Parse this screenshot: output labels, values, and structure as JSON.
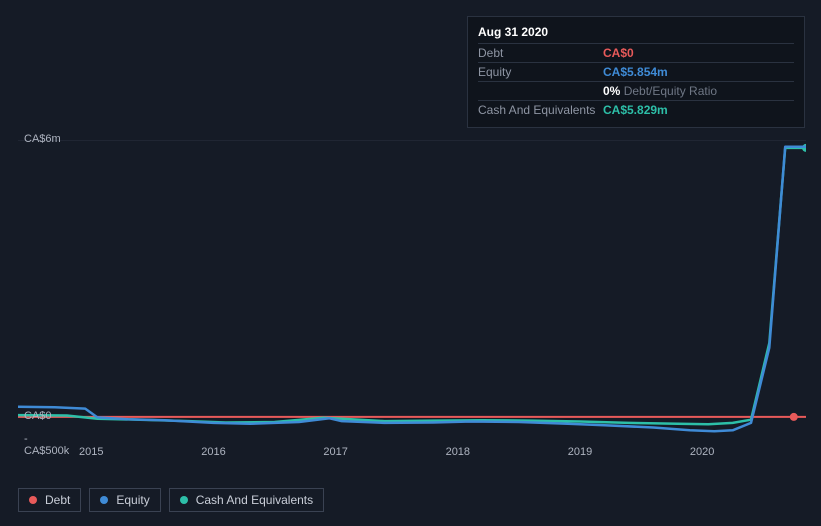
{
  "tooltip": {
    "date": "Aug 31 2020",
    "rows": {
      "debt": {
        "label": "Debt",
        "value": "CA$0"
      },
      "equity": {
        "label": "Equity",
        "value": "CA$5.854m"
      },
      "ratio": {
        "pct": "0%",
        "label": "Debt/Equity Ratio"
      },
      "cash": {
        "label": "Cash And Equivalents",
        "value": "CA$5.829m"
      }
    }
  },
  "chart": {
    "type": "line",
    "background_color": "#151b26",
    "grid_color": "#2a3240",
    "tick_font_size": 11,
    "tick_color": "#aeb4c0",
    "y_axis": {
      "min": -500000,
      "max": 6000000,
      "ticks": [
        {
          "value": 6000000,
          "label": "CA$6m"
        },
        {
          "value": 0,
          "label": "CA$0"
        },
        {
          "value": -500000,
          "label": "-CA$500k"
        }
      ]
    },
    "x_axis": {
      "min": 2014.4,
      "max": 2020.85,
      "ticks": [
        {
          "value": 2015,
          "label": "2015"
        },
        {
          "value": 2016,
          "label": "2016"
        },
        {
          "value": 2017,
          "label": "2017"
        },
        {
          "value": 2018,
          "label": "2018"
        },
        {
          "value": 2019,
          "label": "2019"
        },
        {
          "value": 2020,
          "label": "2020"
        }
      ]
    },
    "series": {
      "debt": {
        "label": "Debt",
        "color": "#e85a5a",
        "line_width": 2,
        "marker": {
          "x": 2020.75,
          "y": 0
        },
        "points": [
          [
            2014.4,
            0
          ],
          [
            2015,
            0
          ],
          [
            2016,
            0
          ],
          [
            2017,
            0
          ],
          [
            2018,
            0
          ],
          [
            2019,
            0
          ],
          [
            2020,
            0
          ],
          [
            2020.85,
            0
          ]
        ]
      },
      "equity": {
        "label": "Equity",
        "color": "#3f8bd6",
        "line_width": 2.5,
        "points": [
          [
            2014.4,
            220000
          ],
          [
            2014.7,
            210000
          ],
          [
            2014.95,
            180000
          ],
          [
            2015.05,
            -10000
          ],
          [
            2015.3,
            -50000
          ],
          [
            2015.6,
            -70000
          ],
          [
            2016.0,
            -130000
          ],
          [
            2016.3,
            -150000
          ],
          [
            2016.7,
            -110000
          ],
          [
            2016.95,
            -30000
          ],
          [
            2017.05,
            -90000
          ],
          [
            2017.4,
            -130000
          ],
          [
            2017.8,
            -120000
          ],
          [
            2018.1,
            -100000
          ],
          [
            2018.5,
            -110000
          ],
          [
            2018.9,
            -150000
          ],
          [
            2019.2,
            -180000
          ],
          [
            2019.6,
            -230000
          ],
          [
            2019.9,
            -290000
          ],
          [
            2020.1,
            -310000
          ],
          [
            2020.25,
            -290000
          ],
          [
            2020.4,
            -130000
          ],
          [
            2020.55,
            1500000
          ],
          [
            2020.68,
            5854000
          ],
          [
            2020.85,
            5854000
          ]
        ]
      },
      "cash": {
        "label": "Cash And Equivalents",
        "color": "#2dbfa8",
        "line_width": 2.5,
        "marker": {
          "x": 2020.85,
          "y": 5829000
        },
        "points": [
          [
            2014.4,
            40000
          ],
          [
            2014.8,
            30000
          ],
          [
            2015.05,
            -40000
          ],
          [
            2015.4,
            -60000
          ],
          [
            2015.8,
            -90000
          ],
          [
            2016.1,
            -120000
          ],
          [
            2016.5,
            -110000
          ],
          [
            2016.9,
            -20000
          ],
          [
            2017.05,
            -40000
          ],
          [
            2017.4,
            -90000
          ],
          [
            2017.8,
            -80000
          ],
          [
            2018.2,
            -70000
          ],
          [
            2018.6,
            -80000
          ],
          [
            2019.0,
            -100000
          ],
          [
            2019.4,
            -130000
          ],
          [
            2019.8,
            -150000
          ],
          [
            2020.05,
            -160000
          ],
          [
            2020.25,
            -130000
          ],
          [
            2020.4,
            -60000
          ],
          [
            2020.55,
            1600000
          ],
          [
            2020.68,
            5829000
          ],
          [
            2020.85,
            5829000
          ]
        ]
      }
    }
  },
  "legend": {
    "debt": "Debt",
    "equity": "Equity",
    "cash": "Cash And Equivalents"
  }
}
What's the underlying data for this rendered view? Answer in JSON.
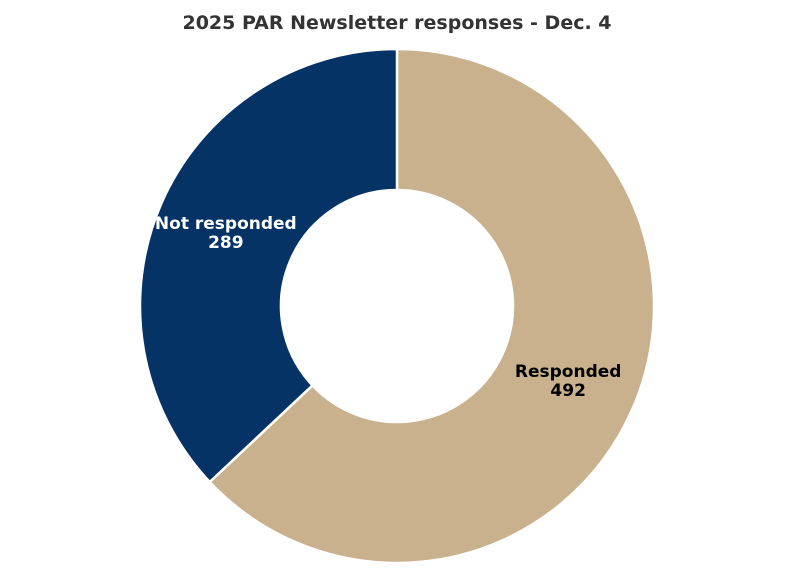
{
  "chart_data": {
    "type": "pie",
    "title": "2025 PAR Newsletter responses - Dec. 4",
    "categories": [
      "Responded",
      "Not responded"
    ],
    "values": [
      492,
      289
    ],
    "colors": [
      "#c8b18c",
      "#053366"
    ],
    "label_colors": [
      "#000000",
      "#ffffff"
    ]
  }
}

- - - - - - -

AIM - Report how many lines in the entries hold the string "values". Nothing but the number is wanted.

EXERCISE OUTPUT - 2